Without including any pictures, copy each entry below exactly.

* [Extracted entries]
******

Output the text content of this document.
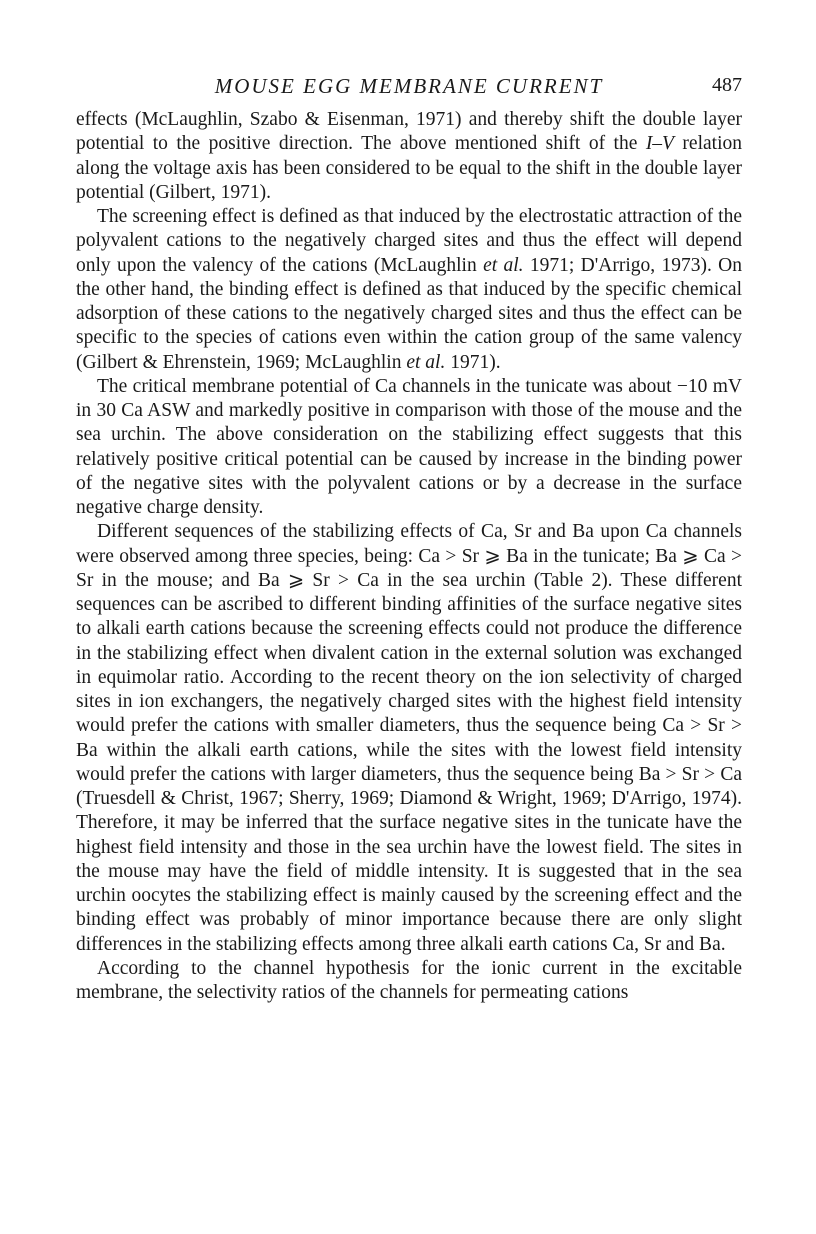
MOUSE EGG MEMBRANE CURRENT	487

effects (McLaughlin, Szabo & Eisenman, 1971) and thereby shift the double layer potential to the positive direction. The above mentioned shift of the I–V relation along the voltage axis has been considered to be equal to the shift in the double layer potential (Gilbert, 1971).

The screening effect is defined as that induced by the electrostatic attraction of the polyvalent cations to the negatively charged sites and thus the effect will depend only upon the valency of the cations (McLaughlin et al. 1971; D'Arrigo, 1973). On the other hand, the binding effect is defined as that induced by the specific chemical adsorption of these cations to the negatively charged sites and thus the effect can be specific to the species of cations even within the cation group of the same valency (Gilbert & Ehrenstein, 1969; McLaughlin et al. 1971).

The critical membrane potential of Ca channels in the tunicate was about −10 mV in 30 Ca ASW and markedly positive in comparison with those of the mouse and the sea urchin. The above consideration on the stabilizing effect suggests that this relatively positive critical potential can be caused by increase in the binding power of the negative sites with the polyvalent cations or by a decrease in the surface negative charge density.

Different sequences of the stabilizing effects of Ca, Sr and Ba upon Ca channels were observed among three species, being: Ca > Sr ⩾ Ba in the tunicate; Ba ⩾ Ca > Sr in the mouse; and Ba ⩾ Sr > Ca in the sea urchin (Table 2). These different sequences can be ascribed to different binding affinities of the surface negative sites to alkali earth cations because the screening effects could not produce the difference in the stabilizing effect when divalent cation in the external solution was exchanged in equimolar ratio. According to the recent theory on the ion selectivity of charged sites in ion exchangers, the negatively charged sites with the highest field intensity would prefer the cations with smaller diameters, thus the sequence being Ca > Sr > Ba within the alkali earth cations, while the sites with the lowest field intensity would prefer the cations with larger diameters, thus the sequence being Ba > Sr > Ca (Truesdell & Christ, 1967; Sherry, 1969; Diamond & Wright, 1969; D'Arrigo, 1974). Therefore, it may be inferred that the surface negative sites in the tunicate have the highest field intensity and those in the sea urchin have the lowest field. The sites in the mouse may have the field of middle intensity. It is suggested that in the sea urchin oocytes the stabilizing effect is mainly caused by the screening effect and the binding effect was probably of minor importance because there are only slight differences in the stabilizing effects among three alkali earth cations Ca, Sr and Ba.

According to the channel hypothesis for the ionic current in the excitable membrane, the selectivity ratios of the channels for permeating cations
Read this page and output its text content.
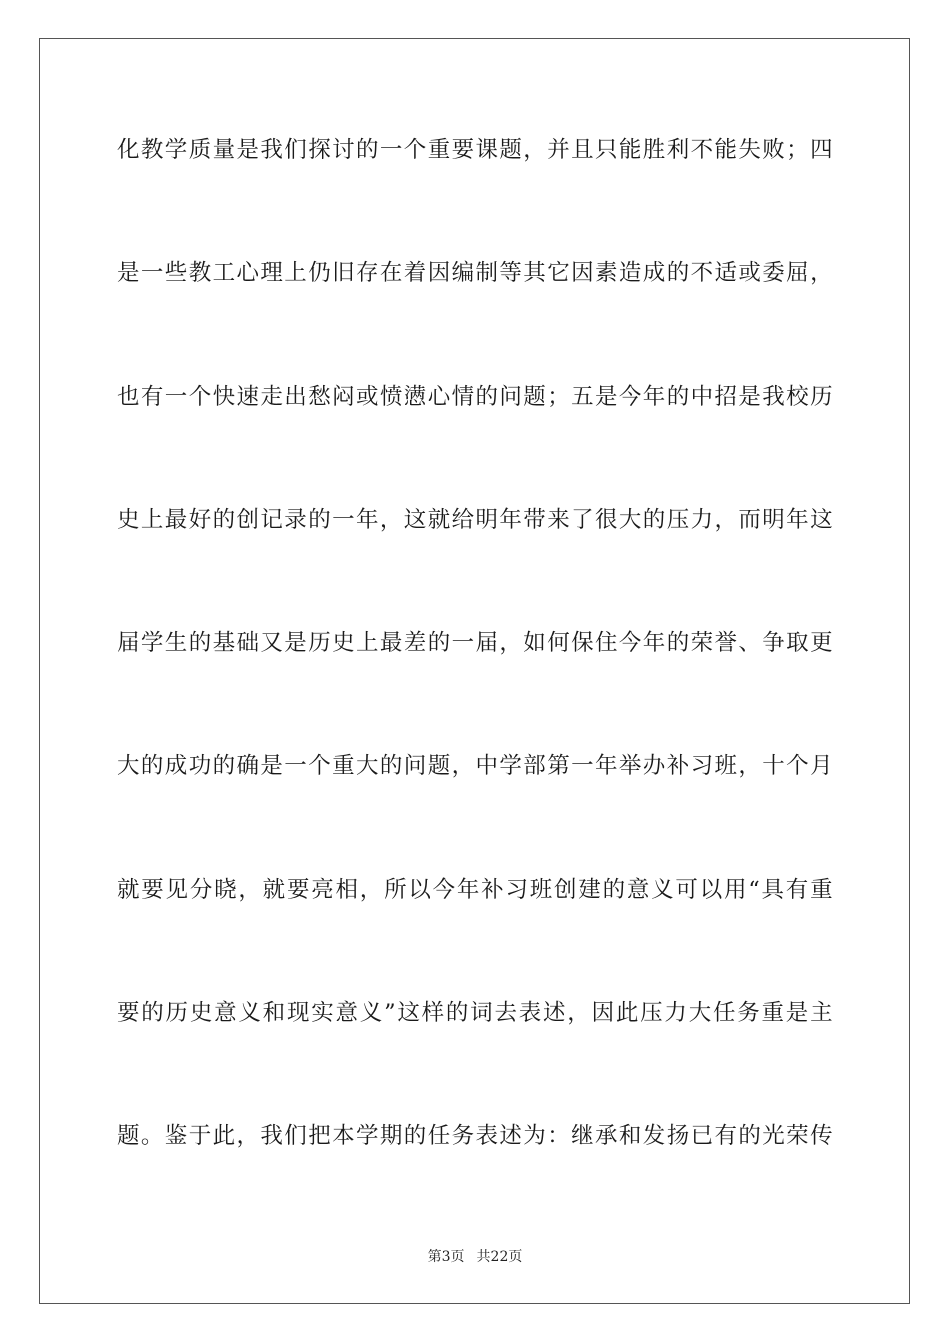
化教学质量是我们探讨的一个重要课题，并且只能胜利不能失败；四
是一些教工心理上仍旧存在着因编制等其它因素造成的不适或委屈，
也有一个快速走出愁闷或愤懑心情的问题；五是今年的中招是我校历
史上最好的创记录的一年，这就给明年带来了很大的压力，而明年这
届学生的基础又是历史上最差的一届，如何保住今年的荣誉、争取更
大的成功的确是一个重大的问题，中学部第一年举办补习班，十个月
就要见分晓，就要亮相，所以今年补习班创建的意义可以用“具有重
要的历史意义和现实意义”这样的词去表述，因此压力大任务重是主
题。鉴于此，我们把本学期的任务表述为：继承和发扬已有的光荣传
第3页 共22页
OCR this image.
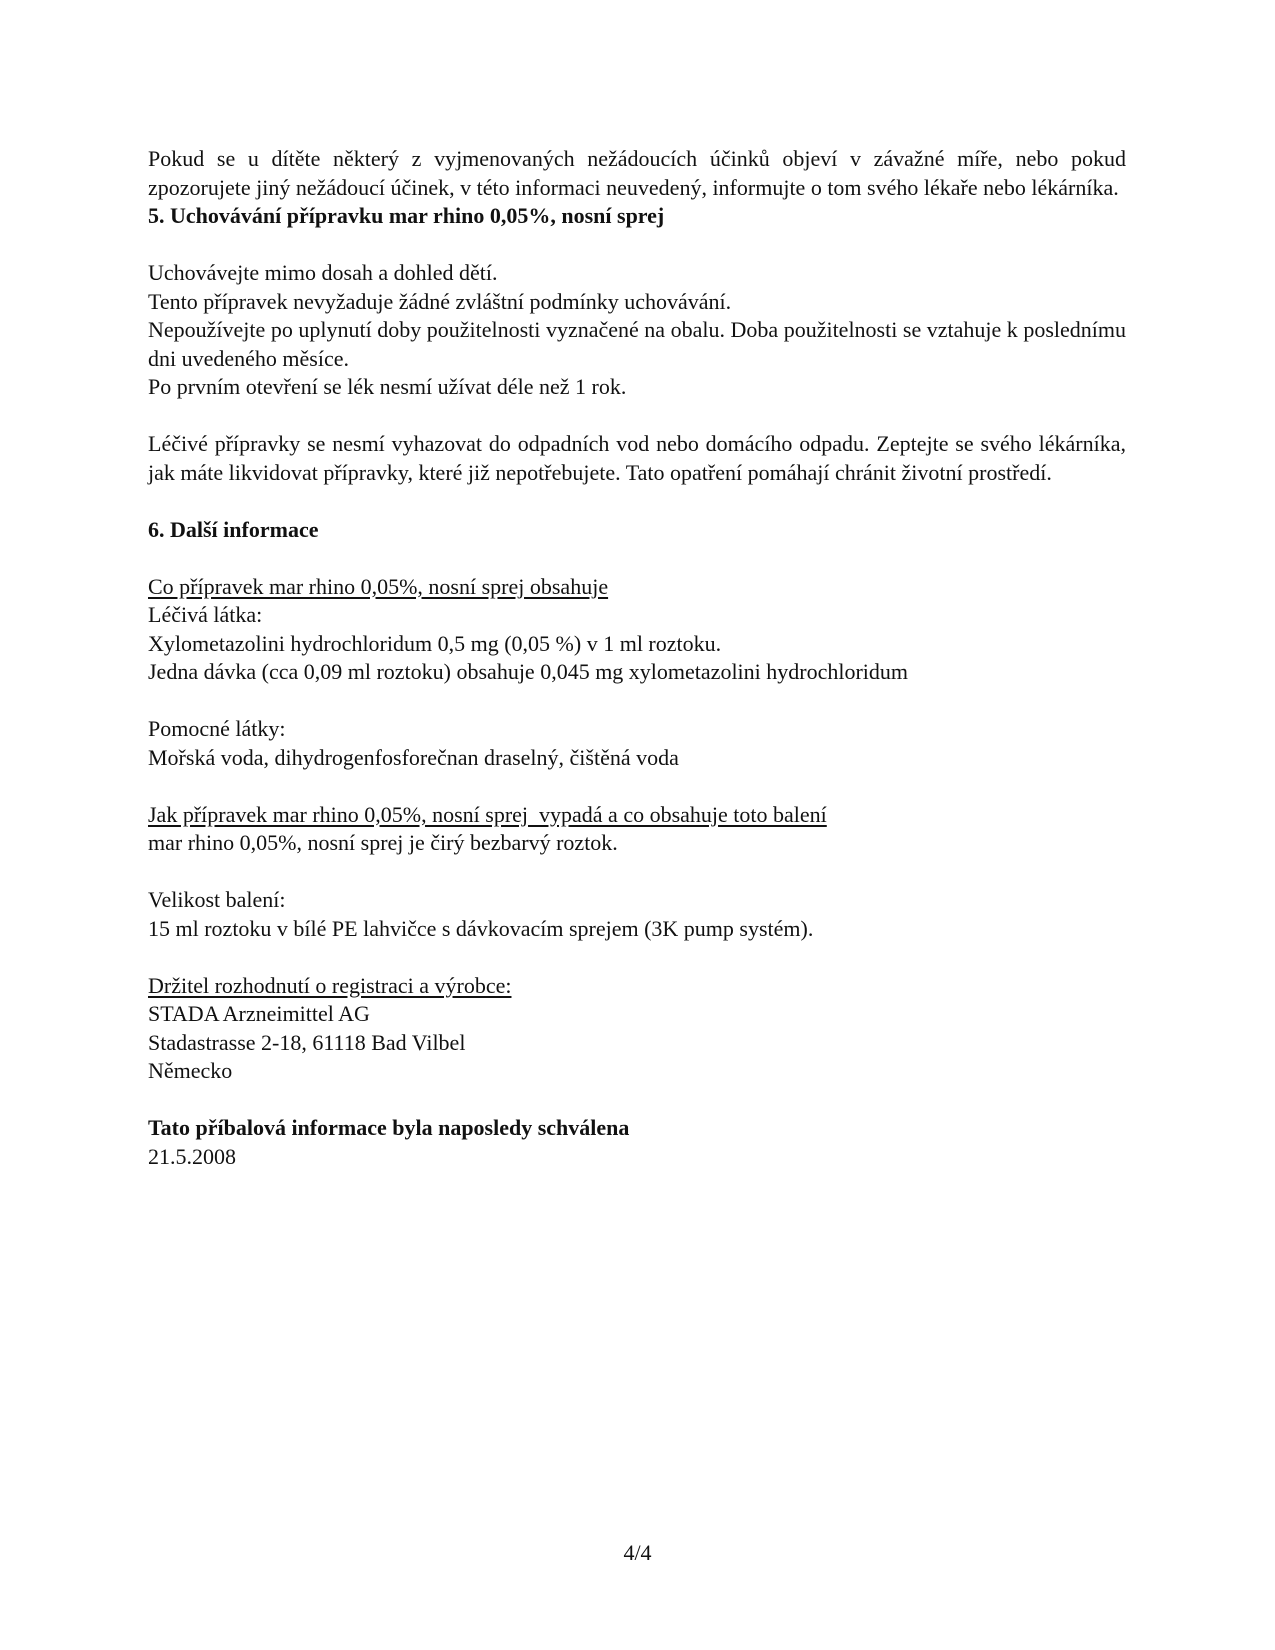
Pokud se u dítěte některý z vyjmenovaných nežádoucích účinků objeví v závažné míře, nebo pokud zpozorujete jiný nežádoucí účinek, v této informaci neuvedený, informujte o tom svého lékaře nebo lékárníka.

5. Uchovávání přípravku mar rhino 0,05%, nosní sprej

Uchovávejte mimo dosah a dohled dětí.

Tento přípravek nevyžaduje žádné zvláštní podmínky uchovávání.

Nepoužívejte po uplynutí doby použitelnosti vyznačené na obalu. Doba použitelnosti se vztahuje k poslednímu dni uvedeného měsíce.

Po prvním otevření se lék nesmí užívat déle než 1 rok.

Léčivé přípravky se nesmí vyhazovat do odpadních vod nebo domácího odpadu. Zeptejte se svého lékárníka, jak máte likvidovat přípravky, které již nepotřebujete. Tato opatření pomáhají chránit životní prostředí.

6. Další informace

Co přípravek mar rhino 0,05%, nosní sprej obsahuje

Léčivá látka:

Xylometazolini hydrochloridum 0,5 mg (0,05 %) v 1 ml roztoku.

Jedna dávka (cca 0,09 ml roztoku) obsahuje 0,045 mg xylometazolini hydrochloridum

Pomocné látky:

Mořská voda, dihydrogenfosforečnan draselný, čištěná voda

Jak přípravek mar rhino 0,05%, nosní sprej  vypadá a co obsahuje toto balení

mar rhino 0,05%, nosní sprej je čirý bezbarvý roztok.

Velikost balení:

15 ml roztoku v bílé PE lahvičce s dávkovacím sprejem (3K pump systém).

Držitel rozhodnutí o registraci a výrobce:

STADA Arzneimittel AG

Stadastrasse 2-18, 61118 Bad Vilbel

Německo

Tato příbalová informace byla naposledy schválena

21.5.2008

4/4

******

* [Reply to the exercise]
Output the text content of this document.
MOUSE EGG MEMBRANE CURRENT	487

effects (McLaughlin, Szabo & Eisenman, 1971) and thereby shift the double layer potential to the positive direction. The above mentioned shift of the I–V relation along the voltage axis has been considered to be equal to the shift in the double layer potential (Gilbert, 1971).

The screening effect is defined as that induced by the electrostatic attraction of the polyvalent cations to the negatively charged sites and thus the effect will depend only upon the valency of the cations (McLaughlin et al. 1971; D'Arrigo, 1973). On the other hand, the binding effect is defined as that induced by the specific chemical adsorption of these cations to the negatively charged sites and thus the effect can be specific to the species of cations even within the cation group of the same valency (Gilbert & Ehrenstein, 1969; McLaughlin et al. 1971).

The critical membrane potential of Ca channels in the tunicate was about −10 mV in 30 Ca ASW and markedly positive in comparison with those of the mouse and the sea urchin. The above consideration on the stabilizing effect suggests that this relatively positive critical potential can be caused by increase in the binding power of the negative sites with the polyvalent cations or by a decrease in the surface negative charge density.

Different sequences of the stabilizing effects of Ca, Sr and Ba upon Ca channels were observed among three species, being: Ca > Sr ⩾ Ba in the tunicate; Ba ⩾ Ca > Sr in the mouse; and Ba ⩾ Sr > Ca in the sea urchin (Table 2). These different sequences can be ascribed to different binding affinities of the surface negative sites to alkali earth cations because the screening effects could not produce the difference in the stabilizing effect when divalent cation in the external solution was exchanged in equimolar ratio. According to the recent theory on the ion selectivity of charged sites in ion exchangers, the negatively charged sites with the highest field intensity would prefer the cations with smaller diameters, thus the sequence being Ca > Sr > Ba within the alkali earth cations, while the sites with the lowest field intensity would prefer the cations with larger diameters, thus the sequence being Ba > Sr > Ca (Truesdell & Christ, 1967; Sherry, 1969; Diamond & Wright, 1969; D'Arrigo, 1974). Therefore, it may be inferred that the surface negative sites in the tunicate have the highest field intensity and those in the sea urchin have the lowest field. The sites in the mouse may have the field of middle intensity. It is suggested that in the sea urchin oocytes the stabilizing effect is mainly caused by the screening effect and the binding effect was probably of minor importance because there are only slight differences in the stabilizing effects among three alkali earth cations Ca, Sr and Ba.

According to the channel hypothesis for the ionic current in the excitable membrane, the selectivity ratios of the channels for permeating cations
Read this page and output its text content.
化教学质量是我们探讨的一个重要课题，并且只能胜利不能失败；四
是一些教工心理上仍旧存在着因编制等其它因素造成的不适或委屈，
也有一个快速走出愁闷或愤懑心情的问题；五是今年的中招是我校历
史上最好的创记录的一年，这就给明年带来了很大的压力，而明年这
届学生的基础又是历史上最差的一届，如何保住今年的荣誉、争取更
大的成功的确是一个重大的问题，中学部第一年举办补习班，十个月
就要见分晓，就要亮相，所以今年补习班创建的意义可以用“具有重
要的历史意义和现实意义”这样的词去表述，因此压力大任务重是主
题。鉴于此，我们把本学期的任务表述为：继承和发扬已有的光荣传
第3页 共22页
OCR this image.
Pokud se u dítěte některý z vyjmenovaných nežádoucích účinků objeví v závažné míře, nebo pokud zpozorujete jiný nežádoucí účinek, v této informaci neuvedený, informujte o tom svého lékaře nebo lékárníka.

5. Uchovávání přípravku mar rhino 0,05%, nosní sprej

Uchovávejte mimo dosah a dohled dětí.

Tento přípravek nevyžaduje žádné zvláštní podmínky uchovávání.

Nepoužívejte po uplynutí doby použitelnosti vyznačené na obalu. Doba použitelnosti se vztahuje k poslednímu dni uvedeného měsíce.

Po prvním otevření se lék nesmí užívat déle než 1 rok.

Léčivé přípravky se nesmí vyhazovat do odpadních vod nebo domácího odpadu. Zeptejte se svého lékárníka, jak máte likvidovat přípravky, které již nepotřebujete. Tato opatření pomáhají chránit životní prostředí.

6. Další informace

Co přípravek mar rhino 0,05%, nosní sprej obsahuje

Léčivá látka:

Xylometazolini hydrochloridum 0,5 mg (0,05 %) v 1 ml roztoku.

Jedna dávka (cca 0,09 ml roztoku) obsahuje 0,045 mg xylometazolini hydrochloridum

Pomocné látky:

Mořská voda, dihydrogenfosforečnan draselný, čištěná voda

Jak přípravek mar rhino 0,05%, nosní sprej  vypadá a co obsahuje toto balení

mar rhino 0,05%, nosní sprej je čirý bezbarvý roztok.

Velikost balení:

15 ml roztoku v bílé PE lahvičce s dávkovacím sprejem (3K pump systém).

Držitel rozhodnutí o registraci a výrobce:

STADA Arzneimittel AG

Stadastrasse 2-18, 61118 Bad Vilbel

Německo

Tato příbalová informace byla naposledy schválena

21.5.2008

4/4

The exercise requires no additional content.